### Image-based layout entries
# # # # #

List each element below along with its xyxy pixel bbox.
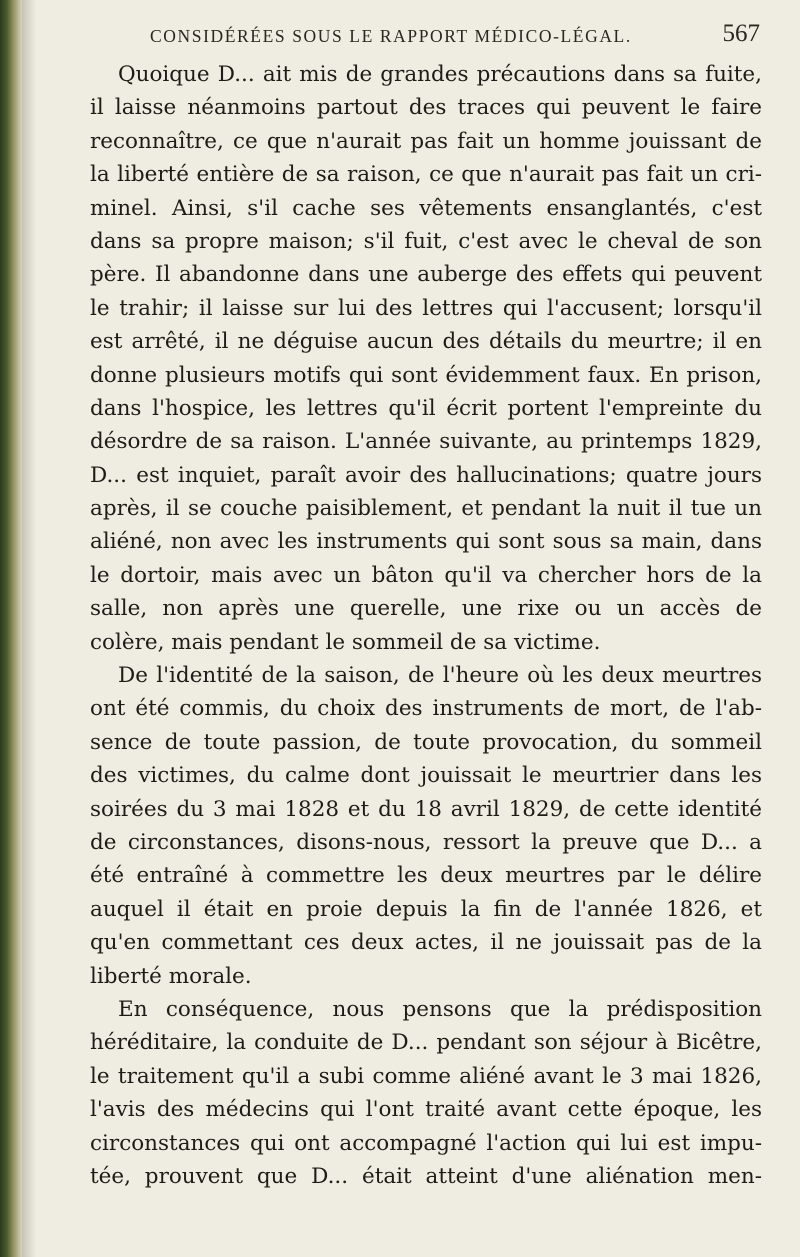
text-line: auquel il était en proie depuis la fin de l'année 1826, et	[90, 896, 762, 922]
running-head-title: CONSIDÉRÉES SOUS LE RAPPORT MÉDICO-LÉGAL.	[150, 26, 632, 46]
text-line: minel. Ainsi, s'il cache ses vêtements ensanglantés, c'est	[90, 195, 762, 221]
text-line: sence de toute passion, de toute provocation, du sommeil	[90, 729, 762, 755]
text-line: De l'identité de la saison, de l'heure où les deux meurtres	[118, 663, 762, 689]
page-binding-edge	[0, 0, 22, 1257]
text-line: l'avis des médecins qui l'ont traité avant cette époque, les	[90, 1097, 762, 1123]
text-line: père. Il abandonne dans une auberge des effets qui peuvent	[90, 262, 762, 288]
text-line: qu'en commettant ces deux actes, il ne jouissait pas de la	[90, 930, 762, 956]
text-line: liberté morale.	[90, 963, 252, 989]
text-line: le trahir; il laisse sur lui des lettres qui l'accusent; lorsqu'il	[90, 295, 762, 321]
text-line: après, il se couche paisiblement, et pendant la nuit il tue un	[90, 496, 762, 522]
text-line: héréditaire, la conduite de D... pendant son séjour à Bicêtre,	[90, 1030, 762, 1056]
text-line: En conséquence, nous pensons que la prédisposition	[118, 996, 762, 1022]
text-line: soirées du 3 mai 1828 et du 18 avril 1829, de cette identité	[90, 796, 762, 822]
text-line: le traitement qu'il a subi comme aliéné avant le 3 mai 1826,	[90, 1063, 762, 1089]
text-line: il laisse néanmoins partout des traces qui peuvent le faire	[90, 95, 762, 121]
text-line: le dortoir, mais avec un bâton qu'il va chercher hors de la	[90, 562, 762, 588]
text-line: D... est inquiet, paraît avoir des hallucinations; quatre jours	[90, 462, 762, 488]
text-line: dans l'hospice, les lettres qu'il écrit portent l'empreinte du	[90, 395, 762, 421]
text-line: salle, non après une querelle, une rixe ou un accès de	[90, 596, 762, 622]
text-line: tée, prouvent que D... était atteint d'une aliénation men-	[90, 1163, 762, 1189]
text-line: aliéné, non avec les instruments qui sont sous sa main, dans	[90, 529, 762, 555]
text-line: de circonstances, disons-nous, ressort la preuve que D... a	[90, 829, 762, 855]
text-line: été entraîné à commettre les deux meurtres par le délire	[90, 863, 762, 889]
text-line: ont été commis, du choix des instruments de mort, de l'ab-	[90, 696, 762, 722]
body-text	[90, 58, 762, 1193]
text-line: donne plusieurs motifs qui sont évidemment faux. En prison,	[90, 362, 762, 388]
text-line: dans sa propre maison; s'il fuit, c'est avec le cheval de son	[90, 228, 762, 254]
page-gutter-shadow	[22, 0, 36, 1257]
text-line: Quoique D... ait mis de grandes précautions dans sa fuite,	[118, 62, 762, 87]
text-line: désordre de sa raison. L'année suivante, au printemps 1829,	[90, 429, 762, 455]
page-number: 567	[722, 20, 760, 47]
text-line: colère, mais pendant le sommeil de sa victime.	[90, 629, 601, 655]
text-line: est arrêté, il ne déguise aucun des détails du meurtre; il en	[90, 329, 762, 355]
text-line: circonstances qui ont accompagné l'action qui lui est impu-	[90, 1130, 762, 1156]
running-head	[150, 20, 760, 54]
text-line: des victimes, du calme dont jouissait le meurtrier dans les	[90, 763, 762, 789]
text-line: la liberté entière de sa raison, ce que n'aurait pas fait un cri-	[90, 162, 762, 188]
text-line: reconnaître, ce que n'aurait pas fait un homme jouissant de	[90, 128, 762, 154]
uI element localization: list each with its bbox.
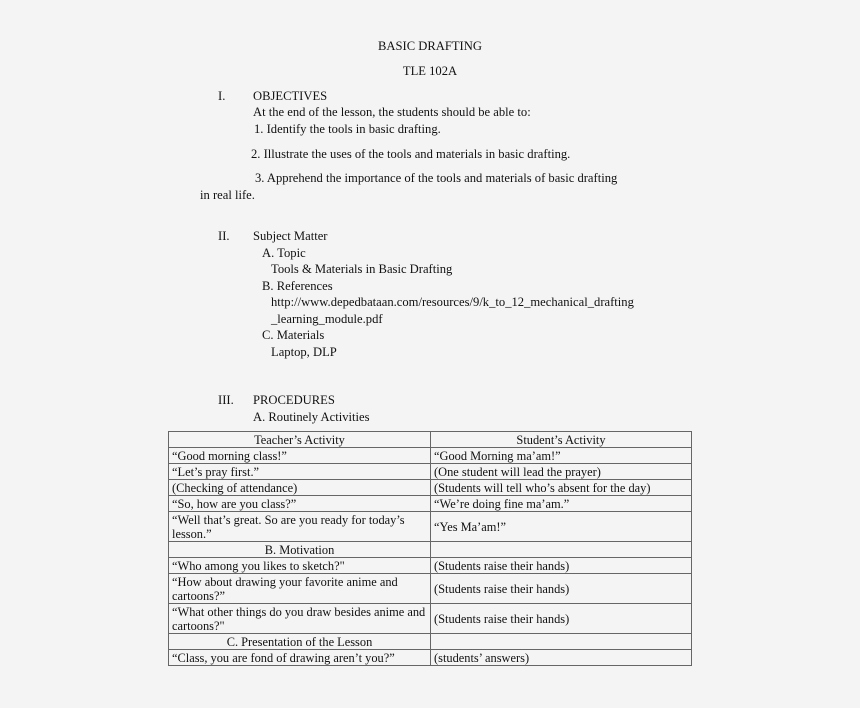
- presentation-subheading: C. Presentation of the Lesson: [169, 634, 431, 650]
- objectives-intro: At the end of the lesson, the students should be able to:: [253, 105, 531, 119]
- objective-item-1: 1. Identify the tools in basic drafting.: [254, 122, 441, 136]
- table-row: [169, 464, 692, 480]
- section-numeral-2: II.: [218, 229, 230, 243]
- objective-item-2: 2. Illustrate the uses of the tools and materials in basic drafting.: [251, 147, 571, 161]
- course-code: TLE 102A: [402, 64, 458, 78]
- table-row: [169, 496, 692, 512]
- references-label: B. References: [262, 279, 333, 293]
- table-row: [169, 480, 692, 496]
- header-teacher-activity: Teacher’s Activity: [169, 432, 431, 448]
- student-cell: (Students raise their hands): [431, 604, 692, 634]
- table-subheading-row: [169, 542, 692, 558]
- teacher-cell: “Class, you are fond of drawing aren’t you?”: [169, 650, 431, 666]
- section-numeral-1: I.: [218, 89, 226, 103]
- student-cell: “Good Morning ma’am!”: [431, 448, 692, 464]
- routinely-activities-label: A. Routinely Activities: [253, 410, 370, 424]
- objective-item-3-continuation: in real life.: [200, 188, 255, 202]
- objective-item-3: 3. Apprehend the importance of the tools and materials of basic drafting: [255, 171, 618, 185]
- student-cell-empty: [431, 542, 692, 558]
- student-cell: (Students will tell who’s absent for the day): [431, 480, 692, 496]
- table-header-row: [169, 432, 692, 448]
- activities-table: [168, 431, 692, 666]
- table-row: [169, 512, 692, 542]
- references-url-line1: http://www.depedbataan.com/resources/9/k_to_12_mechanical_drafting: [271, 295, 634, 309]
- document-title: BASIC DRAFTING: [378, 39, 482, 53]
- section-numeral-3: III.: [218, 393, 234, 407]
- teacher-cell: (Checking of attendance): [169, 480, 431, 496]
- materials-value: Laptop, DLP: [271, 345, 337, 359]
- motivation-subheading: B. Motivation: [169, 542, 431, 558]
- teacher-cell: “How about drawing your favorite anime and cartoons?”: [169, 574, 431, 604]
- student-cell: (students’ answers): [431, 650, 692, 666]
- table-row: [169, 604, 692, 634]
- student-cell: (Students raise their hands): [431, 574, 692, 604]
- student-cell: “We’re doing fine ma’am.”: [431, 496, 692, 512]
- student-cell: (One student will lead the prayer): [431, 464, 692, 480]
- student-cell: “Yes Ma’am!”: [431, 512, 692, 542]
- teacher-cell: “Who among you likes to sketch?": [169, 558, 431, 574]
- header-student-activity: Student’s Activity: [431, 432, 692, 448]
- table-subheading-row: [169, 634, 692, 650]
- table-row: [169, 558, 692, 574]
- objectives-heading: OBJECTIVES: [253, 89, 328, 103]
- references-url-line2: _learning_module.pdf: [271, 312, 383, 326]
- table-row: [169, 448, 692, 464]
- student-cell-empty: [431, 634, 692, 650]
- topic-label: A. Topic: [262, 246, 306, 260]
- procedures-heading: PROCEDURES: [253, 393, 335, 407]
- topic-value: Tools & Materials in Basic Drafting: [271, 262, 453, 276]
- table-row: [169, 650, 692, 666]
- teacher-cell: “So, how are you class?”: [169, 496, 431, 512]
- teacher-cell: “What other things do you draw besides anime and cartoons?": [169, 604, 431, 634]
- materials-label: C. Materials: [262, 328, 325, 342]
- student-cell: (Students raise their hands): [431, 558, 692, 574]
- teacher-cell: “Good morning class!”: [169, 448, 431, 464]
- teacher-cell: “Well that’s great. So are you ready for today’s lesson.”: [169, 512, 431, 542]
- teacher-cell: “Let’s pray first.”: [169, 464, 431, 480]
- subject-matter-heading: Subject Matter: [253, 229, 328, 243]
- table-row: [169, 574, 692, 604]
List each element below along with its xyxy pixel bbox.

# # # # #

### WHAT IS BEING ASKED
Retype all of the entries above character for character, leaving the images out of your answer.

### TASK RESPONSE
List each element below along with its xyxy pixel bbox.
text-line: auquel il était en proie depuis la fin de l'année 1826, et	[90, 896, 762, 922]
running-head-title: CONSIDÉRÉES SOUS LE RAPPORT MÉDICO-LÉGAL.	[150, 26, 632, 46]
text-line: minel. Ainsi, s'il cache ses vêtements ensanglantés, c'est	[90, 195, 762, 221]
text-line: sence de toute passion, de toute provocation, du sommeil	[90, 729, 762, 755]
text-line: De l'identité de la saison, de l'heure où les deux meurtres	[118, 663, 762, 689]
page-binding-edge	[0, 0, 22, 1257]
text-line: l'avis des médecins qui l'ont traité avant cette époque, les	[90, 1097, 762, 1123]
text-line: père. Il abandonne dans une auberge des effets qui peuvent	[90, 262, 762, 288]
text-line: qu'en commettant ces deux actes, il ne jouissait pas de la	[90, 930, 762, 956]
text-line: liberté morale.	[90, 963, 252, 989]
text-line: le trahir; il laisse sur lui des lettres qui l'accusent; lorsqu'il	[90, 295, 762, 321]
text-line: après, il se couche paisiblement, et pendant la nuit il tue un	[90, 496, 762, 522]
text-line: héréditaire, la conduite de D... pendant son séjour à Bicêtre,	[90, 1030, 762, 1056]
text-line: En conséquence, nous pensons que la prédisposition	[118, 996, 762, 1022]
text-line: soirées du 3 mai 1828 et du 18 avril 1829, de cette identité	[90, 796, 762, 822]
text-line: le traitement qu'il a subi comme aliéné avant le 3 mai 1826,	[90, 1063, 762, 1089]
text-line: il laisse néanmoins partout des traces qui peuvent le faire	[90, 95, 762, 121]
text-line: le dortoir, mais avec un bâton qu'il va chercher hors de la	[90, 562, 762, 588]
text-line: D... est inquiet, paraît avoir des hallucinations; quatre jours	[90, 462, 762, 488]
text-line: dans l'hospice, les lettres qu'il écrit portent l'empreinte du	[90, 395, 762, 421]
text-line: salle, non après une querelle, une rixe ou un accès de	[90, 596, 762, 622]
text-line: tée, prouvent que D... était atteint d'une aliénation men-	[90, 1163, 762, 1189]
text-line: aliéné, non avec les instruments qui sont sous sa main, dans	[90, 529, 762, 555]
text-line: de circonstances, disons-nous, ressort la preuve que D... a	[90, 829, 762, 855]
text-line: été entraîné à commettre les deux meurtres par le délire	[90, 863, 762, 889]
text-line: ont été commis, du choix des instruments de mort, de l'ab-	[90, 696, 762, 722]
body-text	[90, 58, 762, 1193]
text-line: donne plusieurs motifs qui sont évidemment faux. En prison,	[90, 362, 762, 388]
text-line: dans sa propre maison; s'il fuit, c'est avec le cheval de son	[90, 228, 762, 254]
page-gutter-shadow	[22, 0, 36, 1257]
text-line: Quoique D... ait mis de grandes précautions dans sa fuite,	[118, 62, 762, 87]
text-line: désordre de sa raison. L'année suivante, au printemps 1829,	[90, 429, 762, 455]
page-number: 567	[722, 20, 760, 47]
text-line: colère, mais pendant le sommeil de sa victime.	[90, 629, 601, 655]
text-line: est arrêté, il ne déguise aucun des détails du meurtre; il en	[90, 329, 762, 355]
text-line: circonstances qui ont accompagné l'action qui lui est impu-	[90, 1130, 762, 1156]
running-head	[150, 20, 760, 54]
text-line: des victimes, du calme dont jouissait le meurtrier dans les	[90, 763, 762, 789]
text-line: la liberté entière de sa raison, ce que n'aurait pas fait un cri-	[90, 162, 762, 188]
text-line: reconnaître, ce que n'aurait pas fait un homme jouissant de	[90, 128, 762, 154]
uI element localization: list each with its bbox.
- presentation-subheading: C. Presentation of the Lesson: [169, 634, 431, 650]
- objectives-intro: At the end of the lesson, the students should be able to:: [253, 105, 531, 119]
- objective-item-1: 1. Identify the tools in basic drafting.: [254, 122, 441, 136]
- table-row: [169, 464, 692, 480]
- section-numeral-2: II.: [218, 229, 230, 243]
- objective-item-2: 2. Illustrate the uses of the tools and materials in basic drafting.: [251, 147, 571, 161]
- course-code: TLE 102A: [402, 64, 458, 78]
- table-row: [169, 496, 692, 512]
- references-label: B. References: [262, 279, 333, 293]
- table-row: [169, 480, 692, 496]
- header-teacher-activity: Teacher’s Activity: [169, 432, 431, 448]
- student-cell: (Students raise their hands): [431, 604, 692, 634]
- table-subheading-row: [169, 542, 692, 558]
- teacher-cell: “Class, you are fond of drawing aren’t you?”: [169, 650, 431, 666]
- section-numeral-1: I.: [218, 89, 226, 103]
- student-cell: “Good Morning ma’am!”: [431, 448, 692, 464]
- routinely-activities-label: A. Routinely Activities: [253, 410, 370, 424]
- objective-item-3-continuation: in real life.: [200, 188, 255, 202]
- objective-item-3: 3. Apprehend the importance of the tools and materials of basic drafting: [255, 171, 618, 185]
- student-cell-empty: [431, 542, 692, 558]
- student-cell: (Students will tell who’s absent for the day): [431, 480, 692, 496]
- table-header-row: [169, 432, 692, 448]
- activities-table: [168, 431, 692, 666]
- table-row: [169, 512, 692, 542]
- references-url-line1: http://www.depedbataan.com/resources/9/k_to_12_mechanical_drafting: [271, 295, 634, 309]
- document-title: BASIC DRAFTING: [378, 39, 482, 53]
- section-numeral-3: III.: [218, 393, 234, 407]
- teacher-cell: (Checking of attendance): [169, 480, 431, 496]
- materials-value: Laptop, DLP: [271, 345, 337, 359]
- motivation-subheading: B. Motivation: [169, 542, 431, 558]
- teacher-cell: “How about drawing your favorite anime and cartoons?”: [169, 574, 431, 604]
- student-cell: (students’ answers): [431, 650, 692, 666]
- table-row: [169, 604, 692, 634]
- student-cell: (Students raise their hands): [431, 574, 692, 604]
- student-cell: “We’re doing fine ma’am.”: [431, 496, 692, 512]
- student-cell: (One student will lead the prayer): [431, 464, 692, 480]
- student-cell: “Yes Ma’am!”: [431, 512, 692, 542]
- teacher-cell: “Who among you likes to sketch?": [169, 558, 431, 574]
- header-student-activity: Student’s Activity: [431, 432, 692, 448]
- table-subheading-row: [169, 634, 692, 650]
- table-row: [169, 558, 692, 574]
- objectives-heading: OBJECTIVES: [253, 89, 328, 103]
- references-url-line2: _learning_module.pdf: [271, 312, 383, 326]
- table-row: [169, 448, 692, 464]
- student-cell-empty: [431, 634, 692, 650]
- topic-label: A. Topic: [262, 246, 306, 260]
- procedures-heading: PROCEDURES: [253, 393, 335, 407]
- topic-value: Tools & Materials in Basic Drafting: [271, 262, 453, 276]
- table-row: [169, 650, 692, 666]
- teacher-cell: “So, how are you class?”: [169, 496, 431, 512]
- teacher-cell: “What other things do you draw besides anime and cartoons?": [169, 604, 431, 634]
- materials-label: C. Materials: [262, 328, 325, 342]
- student-cell: (Students raise their hands): [431, 558, 692, 574]
- teacher-cell: “Good morning class!”: [169, 448, 431, 464]
- teacher-cell: “Well that’s great. So are you ready for today’s lesson.”: [169, 512, 431, 542]
- teacher-cell: “Let’s pray first.”: [169, 464, 431, 480]
- subject-matter-heading: Subject Matter: [253, 229, 328, 243]
- table-row: [169, 574, 692, 604]
List each element below along with its xyxy pixel bbox.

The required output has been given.